What is needed: Scan the lines below for the word "ylabel". Copy each line you find it in.

Excerpted data:
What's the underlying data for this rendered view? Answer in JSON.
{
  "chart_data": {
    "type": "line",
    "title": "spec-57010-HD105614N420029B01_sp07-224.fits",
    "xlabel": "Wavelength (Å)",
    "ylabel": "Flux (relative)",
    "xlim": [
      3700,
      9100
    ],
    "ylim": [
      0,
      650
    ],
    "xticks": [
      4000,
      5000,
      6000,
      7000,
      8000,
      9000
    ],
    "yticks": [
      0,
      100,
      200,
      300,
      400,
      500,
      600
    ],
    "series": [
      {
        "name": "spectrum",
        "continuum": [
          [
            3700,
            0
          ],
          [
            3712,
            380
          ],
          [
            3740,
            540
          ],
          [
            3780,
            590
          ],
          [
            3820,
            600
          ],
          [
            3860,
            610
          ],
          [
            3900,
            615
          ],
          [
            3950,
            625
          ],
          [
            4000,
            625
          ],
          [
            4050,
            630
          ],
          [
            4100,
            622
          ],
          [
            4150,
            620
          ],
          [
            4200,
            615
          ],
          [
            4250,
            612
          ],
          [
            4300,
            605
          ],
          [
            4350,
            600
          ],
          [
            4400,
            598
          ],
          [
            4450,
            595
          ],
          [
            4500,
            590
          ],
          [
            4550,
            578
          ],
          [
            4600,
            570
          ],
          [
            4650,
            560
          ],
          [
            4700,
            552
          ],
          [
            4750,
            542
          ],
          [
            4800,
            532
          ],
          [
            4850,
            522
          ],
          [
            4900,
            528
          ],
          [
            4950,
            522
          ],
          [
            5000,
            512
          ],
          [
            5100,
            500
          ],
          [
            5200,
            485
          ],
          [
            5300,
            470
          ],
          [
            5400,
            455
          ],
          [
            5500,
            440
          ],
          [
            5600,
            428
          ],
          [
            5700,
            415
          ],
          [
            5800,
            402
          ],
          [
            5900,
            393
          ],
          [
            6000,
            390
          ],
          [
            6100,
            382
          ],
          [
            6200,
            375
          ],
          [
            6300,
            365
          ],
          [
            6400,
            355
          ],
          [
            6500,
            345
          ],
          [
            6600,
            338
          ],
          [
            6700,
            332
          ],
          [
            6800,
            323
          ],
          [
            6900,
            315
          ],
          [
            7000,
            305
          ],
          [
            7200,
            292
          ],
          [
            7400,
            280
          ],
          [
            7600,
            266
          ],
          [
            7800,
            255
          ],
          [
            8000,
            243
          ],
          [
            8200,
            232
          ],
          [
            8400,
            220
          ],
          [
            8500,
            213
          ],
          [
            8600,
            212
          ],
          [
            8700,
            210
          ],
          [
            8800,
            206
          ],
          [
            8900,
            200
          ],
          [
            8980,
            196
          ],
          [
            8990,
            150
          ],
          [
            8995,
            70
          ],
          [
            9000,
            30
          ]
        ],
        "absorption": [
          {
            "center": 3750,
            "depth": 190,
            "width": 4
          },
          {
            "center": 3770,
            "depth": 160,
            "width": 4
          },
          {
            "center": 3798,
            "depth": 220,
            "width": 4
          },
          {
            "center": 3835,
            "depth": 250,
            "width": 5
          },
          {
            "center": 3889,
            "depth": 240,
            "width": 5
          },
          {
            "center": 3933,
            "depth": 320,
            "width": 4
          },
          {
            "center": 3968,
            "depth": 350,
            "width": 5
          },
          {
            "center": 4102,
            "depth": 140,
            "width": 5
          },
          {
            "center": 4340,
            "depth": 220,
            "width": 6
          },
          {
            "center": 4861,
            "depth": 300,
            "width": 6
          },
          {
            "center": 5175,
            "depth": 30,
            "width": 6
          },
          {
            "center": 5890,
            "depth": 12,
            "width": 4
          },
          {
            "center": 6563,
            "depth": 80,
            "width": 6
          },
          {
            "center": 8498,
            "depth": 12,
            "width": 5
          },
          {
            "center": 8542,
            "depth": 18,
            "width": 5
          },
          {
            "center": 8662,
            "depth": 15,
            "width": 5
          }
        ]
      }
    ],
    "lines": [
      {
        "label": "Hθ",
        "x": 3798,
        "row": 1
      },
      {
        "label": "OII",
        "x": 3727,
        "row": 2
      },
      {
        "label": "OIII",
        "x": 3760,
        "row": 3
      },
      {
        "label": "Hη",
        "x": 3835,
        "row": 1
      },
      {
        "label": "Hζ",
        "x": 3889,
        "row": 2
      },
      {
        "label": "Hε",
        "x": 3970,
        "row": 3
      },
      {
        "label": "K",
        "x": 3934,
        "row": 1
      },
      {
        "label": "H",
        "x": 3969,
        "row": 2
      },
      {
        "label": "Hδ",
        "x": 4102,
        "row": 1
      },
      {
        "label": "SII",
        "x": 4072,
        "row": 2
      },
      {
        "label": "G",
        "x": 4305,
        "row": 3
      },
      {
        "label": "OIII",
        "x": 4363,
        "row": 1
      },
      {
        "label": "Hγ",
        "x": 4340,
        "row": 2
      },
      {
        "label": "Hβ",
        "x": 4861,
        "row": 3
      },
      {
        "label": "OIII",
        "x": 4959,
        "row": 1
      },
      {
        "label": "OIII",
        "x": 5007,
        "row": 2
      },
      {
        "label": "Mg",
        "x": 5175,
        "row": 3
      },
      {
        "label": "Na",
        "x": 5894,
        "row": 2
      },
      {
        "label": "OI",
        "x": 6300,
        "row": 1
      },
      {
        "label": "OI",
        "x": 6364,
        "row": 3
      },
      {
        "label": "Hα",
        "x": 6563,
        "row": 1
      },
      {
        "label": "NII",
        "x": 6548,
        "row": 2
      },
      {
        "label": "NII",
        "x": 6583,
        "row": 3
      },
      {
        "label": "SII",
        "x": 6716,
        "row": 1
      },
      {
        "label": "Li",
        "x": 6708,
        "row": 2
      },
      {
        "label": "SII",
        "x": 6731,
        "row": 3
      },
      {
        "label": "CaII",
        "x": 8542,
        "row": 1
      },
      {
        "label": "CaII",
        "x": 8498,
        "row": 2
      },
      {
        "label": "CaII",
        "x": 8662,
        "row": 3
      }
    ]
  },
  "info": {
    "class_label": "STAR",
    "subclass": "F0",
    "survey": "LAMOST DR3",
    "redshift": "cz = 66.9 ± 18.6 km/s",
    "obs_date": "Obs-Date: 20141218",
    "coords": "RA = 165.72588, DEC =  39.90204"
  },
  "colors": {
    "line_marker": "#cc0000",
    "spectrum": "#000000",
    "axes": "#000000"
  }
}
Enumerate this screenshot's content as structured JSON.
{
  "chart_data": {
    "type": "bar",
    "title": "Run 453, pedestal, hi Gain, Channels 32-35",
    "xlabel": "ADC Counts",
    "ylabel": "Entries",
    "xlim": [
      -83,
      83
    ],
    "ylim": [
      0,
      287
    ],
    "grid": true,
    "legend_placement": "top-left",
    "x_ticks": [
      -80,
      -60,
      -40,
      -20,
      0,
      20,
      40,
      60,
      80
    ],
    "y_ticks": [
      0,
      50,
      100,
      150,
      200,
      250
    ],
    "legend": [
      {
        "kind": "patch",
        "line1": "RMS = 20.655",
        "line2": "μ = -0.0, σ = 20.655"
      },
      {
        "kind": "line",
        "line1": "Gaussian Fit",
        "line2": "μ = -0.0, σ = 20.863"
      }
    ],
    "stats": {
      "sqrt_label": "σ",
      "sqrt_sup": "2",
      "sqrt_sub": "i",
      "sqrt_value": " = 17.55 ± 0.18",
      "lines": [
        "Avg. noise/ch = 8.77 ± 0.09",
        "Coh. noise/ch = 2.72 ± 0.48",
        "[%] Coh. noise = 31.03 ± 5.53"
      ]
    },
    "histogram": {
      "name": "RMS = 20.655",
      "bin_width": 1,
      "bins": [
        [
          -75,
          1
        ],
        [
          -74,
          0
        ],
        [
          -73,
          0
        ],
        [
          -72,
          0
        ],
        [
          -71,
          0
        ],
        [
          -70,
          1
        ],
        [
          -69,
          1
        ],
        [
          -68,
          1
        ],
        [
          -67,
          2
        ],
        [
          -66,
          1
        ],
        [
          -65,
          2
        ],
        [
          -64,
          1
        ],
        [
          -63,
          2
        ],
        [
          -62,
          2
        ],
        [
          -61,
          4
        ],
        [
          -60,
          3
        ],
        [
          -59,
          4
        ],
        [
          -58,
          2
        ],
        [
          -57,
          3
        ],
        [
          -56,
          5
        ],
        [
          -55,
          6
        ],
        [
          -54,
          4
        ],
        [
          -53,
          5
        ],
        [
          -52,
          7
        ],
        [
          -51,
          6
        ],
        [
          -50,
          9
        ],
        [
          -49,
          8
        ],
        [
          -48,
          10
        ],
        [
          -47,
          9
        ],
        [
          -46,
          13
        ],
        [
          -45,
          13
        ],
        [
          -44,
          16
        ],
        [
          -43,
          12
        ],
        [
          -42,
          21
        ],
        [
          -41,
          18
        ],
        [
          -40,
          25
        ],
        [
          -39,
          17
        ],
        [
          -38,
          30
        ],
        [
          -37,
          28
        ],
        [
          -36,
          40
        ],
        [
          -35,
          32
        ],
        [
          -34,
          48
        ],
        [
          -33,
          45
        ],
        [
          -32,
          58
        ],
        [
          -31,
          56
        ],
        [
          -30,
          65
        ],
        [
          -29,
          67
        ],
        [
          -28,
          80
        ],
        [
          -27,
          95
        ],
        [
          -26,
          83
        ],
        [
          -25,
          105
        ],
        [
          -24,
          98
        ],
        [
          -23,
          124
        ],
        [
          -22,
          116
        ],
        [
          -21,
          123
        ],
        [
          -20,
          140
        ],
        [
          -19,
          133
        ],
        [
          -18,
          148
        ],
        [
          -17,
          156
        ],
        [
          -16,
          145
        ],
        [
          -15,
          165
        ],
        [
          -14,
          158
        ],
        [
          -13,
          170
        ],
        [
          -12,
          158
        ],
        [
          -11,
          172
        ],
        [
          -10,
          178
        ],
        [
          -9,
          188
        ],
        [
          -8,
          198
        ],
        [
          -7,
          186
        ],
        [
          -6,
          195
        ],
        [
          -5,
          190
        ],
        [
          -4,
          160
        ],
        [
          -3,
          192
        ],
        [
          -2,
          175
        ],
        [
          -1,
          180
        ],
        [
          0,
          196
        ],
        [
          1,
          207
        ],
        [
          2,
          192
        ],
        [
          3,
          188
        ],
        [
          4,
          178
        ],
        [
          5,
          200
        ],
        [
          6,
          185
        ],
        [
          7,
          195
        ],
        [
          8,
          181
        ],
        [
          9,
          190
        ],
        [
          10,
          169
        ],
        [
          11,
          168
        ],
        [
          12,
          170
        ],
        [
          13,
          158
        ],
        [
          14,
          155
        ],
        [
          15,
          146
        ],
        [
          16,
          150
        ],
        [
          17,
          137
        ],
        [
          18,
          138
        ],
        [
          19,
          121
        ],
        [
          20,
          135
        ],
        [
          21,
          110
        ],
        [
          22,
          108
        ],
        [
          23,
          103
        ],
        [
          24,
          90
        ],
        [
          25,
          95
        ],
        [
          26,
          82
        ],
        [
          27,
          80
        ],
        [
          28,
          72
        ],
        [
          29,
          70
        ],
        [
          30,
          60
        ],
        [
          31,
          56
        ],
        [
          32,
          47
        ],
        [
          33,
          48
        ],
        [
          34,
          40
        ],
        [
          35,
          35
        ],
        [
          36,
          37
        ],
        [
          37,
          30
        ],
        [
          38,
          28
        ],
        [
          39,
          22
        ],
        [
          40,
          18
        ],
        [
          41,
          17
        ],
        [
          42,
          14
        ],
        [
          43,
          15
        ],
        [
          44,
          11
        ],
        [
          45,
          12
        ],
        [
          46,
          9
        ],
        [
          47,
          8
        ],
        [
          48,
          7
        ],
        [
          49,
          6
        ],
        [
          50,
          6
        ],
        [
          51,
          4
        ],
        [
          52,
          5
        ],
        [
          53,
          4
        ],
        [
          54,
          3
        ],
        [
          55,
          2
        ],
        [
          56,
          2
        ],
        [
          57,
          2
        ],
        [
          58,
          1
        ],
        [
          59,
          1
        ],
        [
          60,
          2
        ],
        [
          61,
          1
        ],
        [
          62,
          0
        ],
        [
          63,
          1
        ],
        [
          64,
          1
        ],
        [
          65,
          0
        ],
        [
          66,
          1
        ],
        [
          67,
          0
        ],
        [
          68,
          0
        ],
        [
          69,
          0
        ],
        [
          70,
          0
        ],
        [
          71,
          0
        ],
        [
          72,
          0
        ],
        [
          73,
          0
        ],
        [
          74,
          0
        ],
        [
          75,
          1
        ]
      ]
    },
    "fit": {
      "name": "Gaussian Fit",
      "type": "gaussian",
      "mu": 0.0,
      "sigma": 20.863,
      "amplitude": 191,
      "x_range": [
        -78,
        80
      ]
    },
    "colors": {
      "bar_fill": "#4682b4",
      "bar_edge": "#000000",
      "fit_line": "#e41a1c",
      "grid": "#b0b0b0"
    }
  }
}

Task result:
    "ylabel": "Flux (relative)",
    "ylabel": "Entries",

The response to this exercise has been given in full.